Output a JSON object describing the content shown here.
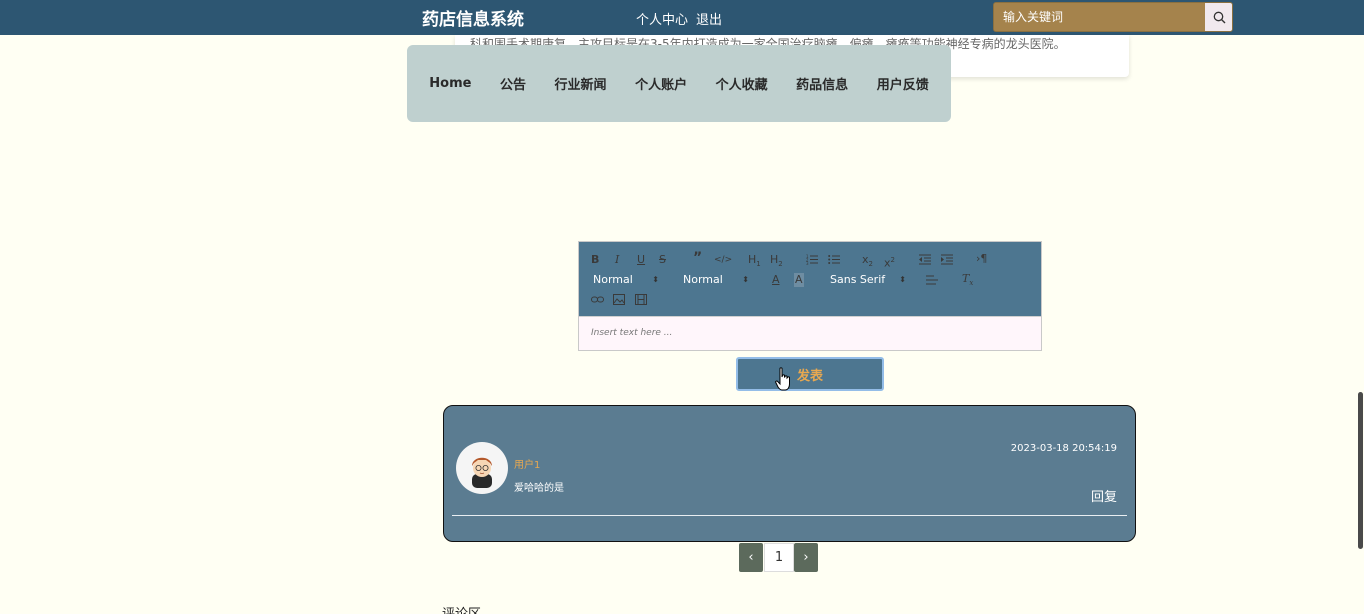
{
  "header": {
    "site_title": "药店信息系统",
    "links": {
      "profile": "个人中心",
      "logout": "退出"
    },
    "search": {
      "placeholder": "输入关键词"
    }
  },
  "background_text": "科和围手术期康复，主攻目标是在3-5年内打造成为一家全国治疗脑瘫、偏瘫、瘫痪等功能神经专病的龙头医院。",
  "nav": {
    "items": [
      "Home",
      "公告",
      "行业新闻",
      "个人账户",
      "个人收藏",
      "药品信息",
      "用户反馈"
    ]
  },
  "editor": {
    "selects": {
      "size": "Normal",
      "header": "Normal",
      "font": "Sans Serif"
    },
    "placeholder": "Insert text here ..."
  },
  "post_button": "发表",
  "comment": {
    "username": "用户1",
    "text": "爱哈哈的是",
    "time": "2023-03-18 20:54:19",
    "reply": "回复"
  },
  "pagination": {
    "prev": "‹",
    "current": "1",
    "next": "›"
  },
  "section_label": "评论区",
  "colors": {
    "header_bg": "#2d5672",
    "nav_bg": "#bfd0cf",
    "toolbar_bg": "#4d7690",
    "comment_bg": "#5b7c91",
    "accent": "#e8a850",
    "page_bg": "#fffff3"
  }
}
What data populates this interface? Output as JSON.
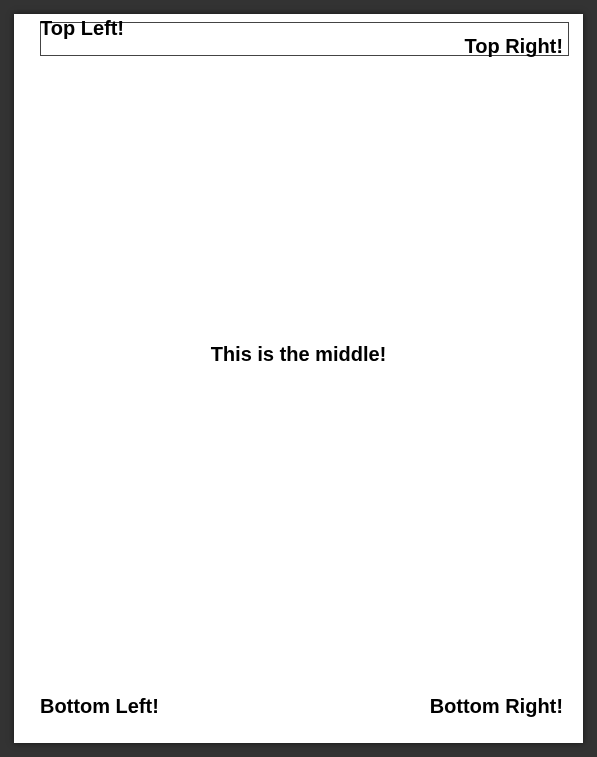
{
  "top_left": "Top Left!",
  "top_right": "Top Right!",
  "middle": "This is the middle!",
  "bottom_left": "Bottom Left!",
  "bottom_right": "Bottom Right!"
}
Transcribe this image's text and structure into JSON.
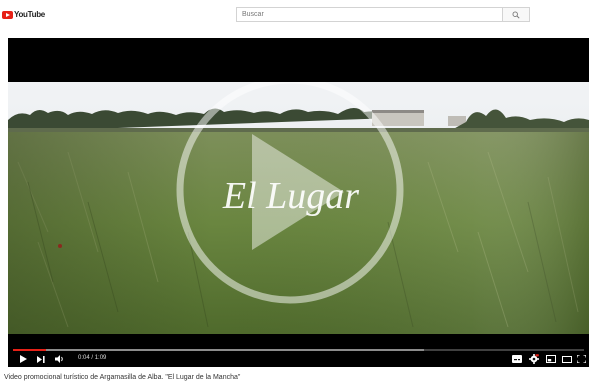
{
  "header": {
    "logo_text": "YouTube",
    "search_placeholder": "Buscar"
  },
  "video": {
    "overlay_title": "El Lugar",
    "time_current": "0:04",
    "time_separator": " / ",
    "time_total": "1:09",
    "progress": 0.058,
    "buffered": 0.72,
    "title": "Video promocional turístico de Argamasilla de Alba. \"El Lugar de la Mancha\""
  },
  "icons": {
    "play": "play-icon",
    "next": "next-icon",
    "volume": "volume-icon",
    "subtitles": "subtitles-icon",
    "settings": "settings-icon",
    "miniplayer": "miniplayer-icon",
    "theater": "theater-icon",
    "fullscreen": "fullscreen-icon"
  },
  "colors": {
    "brand": "#e62117",
    "field": "#6e8a3f",
    "sky": "#e9ecef"
  }
}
= = = =
Prompt: Search the data for "JSON". Copy every matching line.

Result of this exercise:
Output a JSON object describing the content shown here.
What data populates this interface? Output as JSON.
Transcribe this image's text and structure into JSON.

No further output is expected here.